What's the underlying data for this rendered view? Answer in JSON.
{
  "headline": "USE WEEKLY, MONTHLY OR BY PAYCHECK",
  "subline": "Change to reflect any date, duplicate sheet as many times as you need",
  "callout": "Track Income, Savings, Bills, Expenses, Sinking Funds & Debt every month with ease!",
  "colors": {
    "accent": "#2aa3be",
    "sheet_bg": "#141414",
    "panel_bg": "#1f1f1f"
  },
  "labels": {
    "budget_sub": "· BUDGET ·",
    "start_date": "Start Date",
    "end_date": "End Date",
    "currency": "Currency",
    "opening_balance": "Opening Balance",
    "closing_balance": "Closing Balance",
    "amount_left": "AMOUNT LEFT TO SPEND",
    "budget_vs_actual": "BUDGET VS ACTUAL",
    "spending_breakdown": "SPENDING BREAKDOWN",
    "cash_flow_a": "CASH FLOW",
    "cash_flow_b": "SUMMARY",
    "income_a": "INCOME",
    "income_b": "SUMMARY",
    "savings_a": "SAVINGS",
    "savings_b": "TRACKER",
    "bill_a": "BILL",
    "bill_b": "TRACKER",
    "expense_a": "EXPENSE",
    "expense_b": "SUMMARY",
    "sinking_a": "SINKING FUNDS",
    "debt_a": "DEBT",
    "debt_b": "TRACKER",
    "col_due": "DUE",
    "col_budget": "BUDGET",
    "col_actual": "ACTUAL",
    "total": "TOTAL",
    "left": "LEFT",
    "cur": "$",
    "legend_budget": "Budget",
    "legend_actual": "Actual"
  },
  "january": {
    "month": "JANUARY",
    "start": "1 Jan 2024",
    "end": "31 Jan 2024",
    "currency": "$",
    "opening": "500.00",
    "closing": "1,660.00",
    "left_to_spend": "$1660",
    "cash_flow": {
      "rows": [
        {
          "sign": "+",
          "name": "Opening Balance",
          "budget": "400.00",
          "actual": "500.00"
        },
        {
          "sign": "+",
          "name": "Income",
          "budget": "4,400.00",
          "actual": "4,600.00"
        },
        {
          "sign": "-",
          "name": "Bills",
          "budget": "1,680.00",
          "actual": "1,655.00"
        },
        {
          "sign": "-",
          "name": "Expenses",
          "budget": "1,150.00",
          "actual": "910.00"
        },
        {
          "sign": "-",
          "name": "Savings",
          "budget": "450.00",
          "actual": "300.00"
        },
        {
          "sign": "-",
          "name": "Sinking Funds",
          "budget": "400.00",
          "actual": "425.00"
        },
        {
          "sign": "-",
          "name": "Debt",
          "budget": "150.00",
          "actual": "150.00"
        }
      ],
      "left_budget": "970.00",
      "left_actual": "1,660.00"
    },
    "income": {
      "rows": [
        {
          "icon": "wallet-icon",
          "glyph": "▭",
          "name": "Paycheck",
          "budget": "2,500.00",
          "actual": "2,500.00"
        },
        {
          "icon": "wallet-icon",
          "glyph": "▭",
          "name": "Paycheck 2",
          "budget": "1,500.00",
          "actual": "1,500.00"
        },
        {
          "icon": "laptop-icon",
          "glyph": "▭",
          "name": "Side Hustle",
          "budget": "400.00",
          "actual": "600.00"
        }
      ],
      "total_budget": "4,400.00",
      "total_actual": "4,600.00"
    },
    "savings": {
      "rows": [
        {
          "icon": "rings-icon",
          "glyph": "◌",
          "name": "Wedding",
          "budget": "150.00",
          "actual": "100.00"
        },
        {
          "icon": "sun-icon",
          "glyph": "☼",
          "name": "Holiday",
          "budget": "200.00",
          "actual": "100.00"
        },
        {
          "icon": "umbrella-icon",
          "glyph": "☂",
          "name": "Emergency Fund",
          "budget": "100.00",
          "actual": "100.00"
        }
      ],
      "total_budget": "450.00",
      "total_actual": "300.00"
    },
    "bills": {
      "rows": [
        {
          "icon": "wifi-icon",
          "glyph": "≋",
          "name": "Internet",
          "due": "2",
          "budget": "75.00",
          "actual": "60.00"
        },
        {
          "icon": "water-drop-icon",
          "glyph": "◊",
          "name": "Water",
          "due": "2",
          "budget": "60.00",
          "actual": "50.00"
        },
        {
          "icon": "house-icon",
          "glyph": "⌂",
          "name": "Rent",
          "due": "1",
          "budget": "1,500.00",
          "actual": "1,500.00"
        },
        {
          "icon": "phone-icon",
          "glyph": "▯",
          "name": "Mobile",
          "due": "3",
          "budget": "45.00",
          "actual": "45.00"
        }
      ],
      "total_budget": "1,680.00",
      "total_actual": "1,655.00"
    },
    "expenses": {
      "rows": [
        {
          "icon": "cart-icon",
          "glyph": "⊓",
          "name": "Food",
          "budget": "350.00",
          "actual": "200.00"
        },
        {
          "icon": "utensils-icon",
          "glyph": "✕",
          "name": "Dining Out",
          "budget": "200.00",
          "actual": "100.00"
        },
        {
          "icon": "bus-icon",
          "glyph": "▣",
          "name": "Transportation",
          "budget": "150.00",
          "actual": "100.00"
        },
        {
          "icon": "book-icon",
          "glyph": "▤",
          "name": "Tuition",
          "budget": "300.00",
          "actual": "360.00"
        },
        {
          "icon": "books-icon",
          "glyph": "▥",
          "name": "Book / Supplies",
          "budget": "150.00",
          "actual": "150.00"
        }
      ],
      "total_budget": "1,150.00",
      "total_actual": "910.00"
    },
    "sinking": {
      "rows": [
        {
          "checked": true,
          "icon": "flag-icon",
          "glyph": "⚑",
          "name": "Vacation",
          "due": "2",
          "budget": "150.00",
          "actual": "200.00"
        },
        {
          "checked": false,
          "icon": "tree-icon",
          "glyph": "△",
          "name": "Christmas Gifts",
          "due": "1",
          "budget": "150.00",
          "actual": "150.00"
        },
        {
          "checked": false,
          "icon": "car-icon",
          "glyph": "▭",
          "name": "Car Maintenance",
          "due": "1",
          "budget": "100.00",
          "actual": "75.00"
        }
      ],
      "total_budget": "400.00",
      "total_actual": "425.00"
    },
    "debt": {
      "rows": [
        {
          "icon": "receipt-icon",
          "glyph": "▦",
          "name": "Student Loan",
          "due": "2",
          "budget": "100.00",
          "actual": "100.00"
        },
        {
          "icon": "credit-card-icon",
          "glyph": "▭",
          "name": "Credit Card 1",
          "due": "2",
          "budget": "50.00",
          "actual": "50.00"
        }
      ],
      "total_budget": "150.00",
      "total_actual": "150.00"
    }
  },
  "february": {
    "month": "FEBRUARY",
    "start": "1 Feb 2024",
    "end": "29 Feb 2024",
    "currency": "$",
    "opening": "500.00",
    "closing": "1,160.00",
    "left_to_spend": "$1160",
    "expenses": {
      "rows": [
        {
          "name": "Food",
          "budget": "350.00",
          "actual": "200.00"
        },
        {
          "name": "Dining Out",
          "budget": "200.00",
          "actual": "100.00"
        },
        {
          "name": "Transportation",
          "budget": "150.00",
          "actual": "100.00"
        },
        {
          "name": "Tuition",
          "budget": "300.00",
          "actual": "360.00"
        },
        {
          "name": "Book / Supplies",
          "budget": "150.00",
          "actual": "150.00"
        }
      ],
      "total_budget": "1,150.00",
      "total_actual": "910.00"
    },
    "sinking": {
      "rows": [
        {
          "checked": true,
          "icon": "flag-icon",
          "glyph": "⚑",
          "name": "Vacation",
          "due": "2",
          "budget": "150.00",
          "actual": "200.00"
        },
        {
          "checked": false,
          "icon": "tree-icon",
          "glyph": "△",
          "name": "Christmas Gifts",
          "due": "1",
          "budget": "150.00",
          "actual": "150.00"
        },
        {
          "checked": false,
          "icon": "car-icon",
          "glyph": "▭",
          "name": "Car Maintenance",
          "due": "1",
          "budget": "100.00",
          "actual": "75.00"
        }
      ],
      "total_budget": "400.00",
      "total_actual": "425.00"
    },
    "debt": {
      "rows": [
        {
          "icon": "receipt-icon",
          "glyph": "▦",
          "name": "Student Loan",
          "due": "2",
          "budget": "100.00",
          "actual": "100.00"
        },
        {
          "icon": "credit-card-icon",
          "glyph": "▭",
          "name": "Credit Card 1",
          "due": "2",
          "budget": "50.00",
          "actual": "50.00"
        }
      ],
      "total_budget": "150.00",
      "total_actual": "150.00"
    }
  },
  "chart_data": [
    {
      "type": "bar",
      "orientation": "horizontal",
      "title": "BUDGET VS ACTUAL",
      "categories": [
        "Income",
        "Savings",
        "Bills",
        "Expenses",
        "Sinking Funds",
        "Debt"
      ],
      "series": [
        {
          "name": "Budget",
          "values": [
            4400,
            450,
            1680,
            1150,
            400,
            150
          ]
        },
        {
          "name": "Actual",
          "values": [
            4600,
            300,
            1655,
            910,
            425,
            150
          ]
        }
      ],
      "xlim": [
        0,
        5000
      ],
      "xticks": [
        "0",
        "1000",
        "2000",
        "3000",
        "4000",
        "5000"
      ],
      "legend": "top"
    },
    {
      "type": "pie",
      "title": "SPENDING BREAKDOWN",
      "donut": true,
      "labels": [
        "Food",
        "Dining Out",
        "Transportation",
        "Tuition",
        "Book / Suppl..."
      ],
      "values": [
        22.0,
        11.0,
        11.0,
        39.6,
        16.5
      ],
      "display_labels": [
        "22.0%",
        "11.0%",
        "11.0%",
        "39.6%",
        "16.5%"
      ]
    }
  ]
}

■ **Work instructions**:
Provide only the count of lines in the material above that hold the word "BREAKDOWN".

■ **Solution**:
2